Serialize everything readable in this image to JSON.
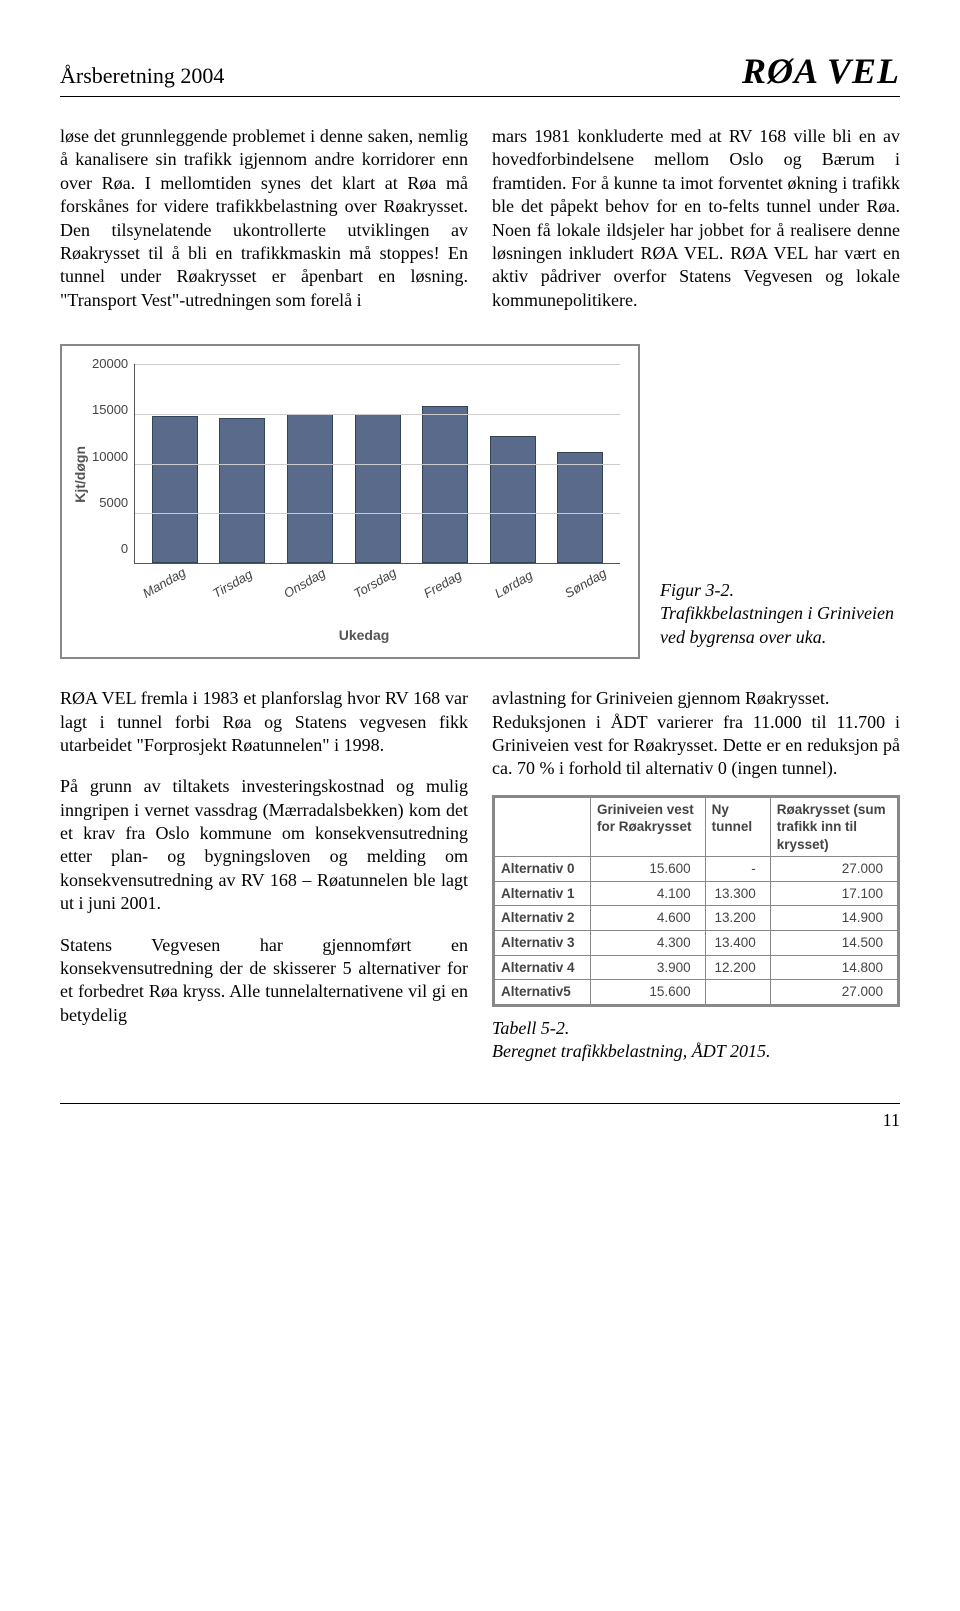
{
  "header": {
    "left": "Årsberetning 2004",
    "right": "RØA VEL"
  },
  "top_left_para": "løse det grunnleggende problemet i denne saken, nemlig å kanalisere sin trafikk igjennom andre korridorer enn over Røa. I mellomtiden synes det klart at Røa må forskånes for videre trafikkbelastning over Røakrysset. Den tilsynelatende ukontrollerte utviklingen av Røakrysset til å bli en trafikkmaskin må stoppes! En tunnel under Røakrysset er åpenbart en løsning. \"Transport Vest\"-utredningen som forelå i",
  "top_right_para": "mars 1981 konkluderte med at RV 168 ville bli en av hovedforbindelsene mellom Oslo og Bærum i framtiden. For å kunne ta imot forventet økning i trafikk ble det påpekt behov for en to-felts tunnel under Røa. Noen få lokale ildsjeler har jobbet for å realisere denne løsningen inkludert RØA VEL. RØA VEL har vært en aktiv pådriver overfor Statens Vegvesen og lokale kommunepolitikere.",
  "chart": {
    "type": "bar",
    "y_label": "Kjt/døgn",
    "x_label": "Ukedag",
    "y_ticks": [
      "20000",
      "15000",
      "10000",
      "5000",
      "0"
    ],
    "ylim_max": 20000,
    "grid_positions_pct": [
      0,
      25,
      50,
      75
    ],
    "categories": [
      "Mandag",
      "Tirsdag",
      "Onsdag",
      "Torsdag",
      "Fredag",
      "Lørdag",
      "Søndag"
    ],
    "values": [
      14800,
      14600,
      15000,
      15000,
      15800,
      12800,
      11200
    ],
    "bar_color": "#5a6a8a",
    "bar_border": "#334455",
    "grid_color": "#cccccc",
    "axis_color": "#555555",
    "frame_border": "#888888",
    "background": "#ffffff",
    "label_font": "Arial",
    "label_fontsize": 14,
    "tick_fontsize": 13
  },
  "chart_caption": {
    "line1": "Figur 3-2.",
    "line2": "Trafikkbelastningen i Griniveien ved bygrensa over uka."
  },
  "lower_left": {
    "p1": "RØA VEL fremla i 1983 et planforslag hvor RV 168 var lagt i tunnel forbi Røa og Statens vegvesen fikk utarbeidet \"Forprosjekt Røatunnelen\" i 1998.",
    "p2": "På grunn av tiltakets investeringskostnad og mulig inngripen i vernet vassdrag (Mærradalsbekken) kom det et krav fra Oslo kommune om konsekvensutredning etter plan- og bygningsloven og melding om konsekvensutredning av RV 168 – Røatunnelen ble lagt ut i juni 2001.",
    "p3": "Statens Vegvesen har gjennomført en konsekvensutredning der de skisserer 5 alternativer for et forbedret Røa kryss. Alle tunnelalternativene vil gi en betydelig"
  },
  "lower_right": {
    "p1": "avlastning for Griniveien gjennom Røakrysset.",
    "p2": "Reduksjonen i ÅDT varierer fra 11.000 til 11.700 i Griniveien vest for Røakrysset. Dette er en reduksjon på ca. 70 % i forhold til alternativ 0 (ingen tunnel)."
  },
  "table": {
    "headers": [
      "",
      "Griniveien vest for Røakrysset",
      "Ny tunnel",
      "Røakrysset (sum trafikk inn til krysset)"
    ],
    "rows": [
      [
        "Alternativ 0",
        "15.600",
        "-",
        "27.000"
      ],
      [
        "Alternativ 1",
        "4.100",
        "13.300",
        "17.100"
      ],
      [
        "Alternativ 2",
        "4.600",
        "13.200",
        "14.900"
      ],
      [
        "Alternativ 3",
        "4.300",
        "13.400",
        "14.500"
      ],
      [
        "Alternativ 4",
        "3.900",
        "12.200",
        "14.800"
      ],
      [
        "Alternativ5",
        "15.600",
        "",
        "27.000"
      ]
    ],
    "border_color": "#888888",
    "text_color": "#444444",
    "font": "Arial",
    "fontsize": 13.5
  },
  "table_caption": {
    "line1": "Tabell 5-2.",
    "line2": "Beregnet trafikkbelastning, ÅDT 2015."
  },
  "page_number": "11"
}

^^^^^^^^

> _GIVEN REQUEST_
Repeat each entry above word for word, leaving every picture out.

> _THE RESPONSE_
Serialize everything readable in this image to JSON.
{
  "header": {
    "left": "Årsberetning 2004",
    "right": "RØA VEL"
  },
  "top_left_para": "løse det grunnleggende problemet i denne saken, nemlig å kanalisere sin trafikk igjennom andre korridorer enn over Røa. I mellomtiden synes det klart at Røa må forskånes for videre trafikkbelastning over Røakrysset. Den tilsynelatende ukontrollerte utviklingen av Røakrysset til å bli en trafikkmaskin må stoppes! En tunnel under Røakrysset er åpenbart en løsning. \"Transport Vest\"-utredningen som forelå i",
  "top_right_para": "mars 1981 konkluderte med at RV 168 ville bli en av hovedforbindelsene mellom Oslo og Bærum i framtiden. For å kunne ta imot forventet økning i trafikk ble det påpekt behov for en to-felts tunnel under Røa. Noen få lokale ildsjeler har jobbet for å realisere denne løsningen inkludert RØA VEL. RØA VEL har vært en aktiv pådriver overfor Statens Vegvesen og lokale kommunepolitikere.",
  "chart": {
    "type": "bar",
    "y_label": "Kjt/døgn",
    "x_label": "Ukedag",
    "y_ticks": [
      "20000",
      "15000",
      "10000",
      "5000",
      "0"
    ],
    "ylim_max": 20000,
    "grid_positions_pct": [
      0,
      25,
      50,
      75
    ],
    "categories": [
      "Mandag",
      "Tirsdag",
      "Onsdag",
      "Torsdag",
      "Fredag",
      "Lørdag",
      "Søndag"
    ],
    "values": [
      14800,
      14600,
      15000,
      15000,
      15800,
      12800,
      11200
    ],
    "bar_color": "#5a6a8a",
    "bar_border": "#334455",
    "grid_color": "#cccccc",
    "axis_color": "#555555",
    "frame_border": "#888888",
    "background": "#ffffff",
    "label_font": "Arial",
    "label_fontsize": 14,
    "tick_fontsize": 13
  },
  "chart_caption": {
    "line1": "Figur 3-2.",
    "line2": "Trafikkbelastningen i Griniveien ved bygrensa over uka."
  },
  "lower_left": {
    "p1": "RØA VEL fremla i 1983 et planforslag hvor RV 168 var lagt i tunnel forbi Røa og Statens vegvesen fikk utarbeidet \"Forprosjekt Røatunnelen\" i 1998.",
    "p2": "På grunn av tiltakets investeringskostnad og mulig inngripen i vernet vassdrag (Mærradalsbekken) kom det et krav fra Oslo kommune om konsekvensutredning etter plan- og bygningsloven og melding om konsekvensutredning av RV 168 – Røatunnelen ble lagt ut i juni 2001.",
    "p3": "Statens Vegvesen har gjennomført en konsekvensutredning der de skisserer 5 alternativer for et forbedret Røa kryss. Alle tunnelalternativene vil gi en betydelig"
  },
  "lower_right": {
    "p1": "avlastning for Griniveien gjennom Røakrysset.",
    "p2": "Reduksjonen i ÅDT varierer fra 11.000 til 11.700 i Griniveien vest for Røakrysset. Dette er en reduksjon på ca. 70 % i forhold til alternativ 0 (ingen tunnel)."
  },
  "table": {
    "headers": [
      "",
      "Griniveien vest for Røakrysset",
      "Ny tunnel",
      "Røakrysset (sum trafikk inn til krysset)"
    ],
    "rows": [
      [
        "Alternativ 0",
        "15.600",
        "-",
        "27.000"
      ],
      [
        "Alternativ 1",
        "4.100",
        "13.300",
        "17.100"
      ],
      [
        "Alternativ 2",
        "4.600",
        "13.200",
        "14.900"
      ],
      [
        "Alternativ 3",
        "4.300",
        "13.400",
        "14.500"
      ],
      [
        "Alternativ 4",
        "3.900",
        "12.200",
        "14.800"
      ],
      [
        "Alternativ5",
        "15.600",
        "",
        "27.000"
      ]
    ],
    "border_color": "#888888",
    "text_color": "#444444",
    "font": "Arial",
    "fontsize": 13.5
  },
  "table_caption": {
    "line1": "Tabell 5-2.",
    "line2": "Beregnet trafikkbelastning, ÅDT 2015."
  },
  "page_number": "11"
}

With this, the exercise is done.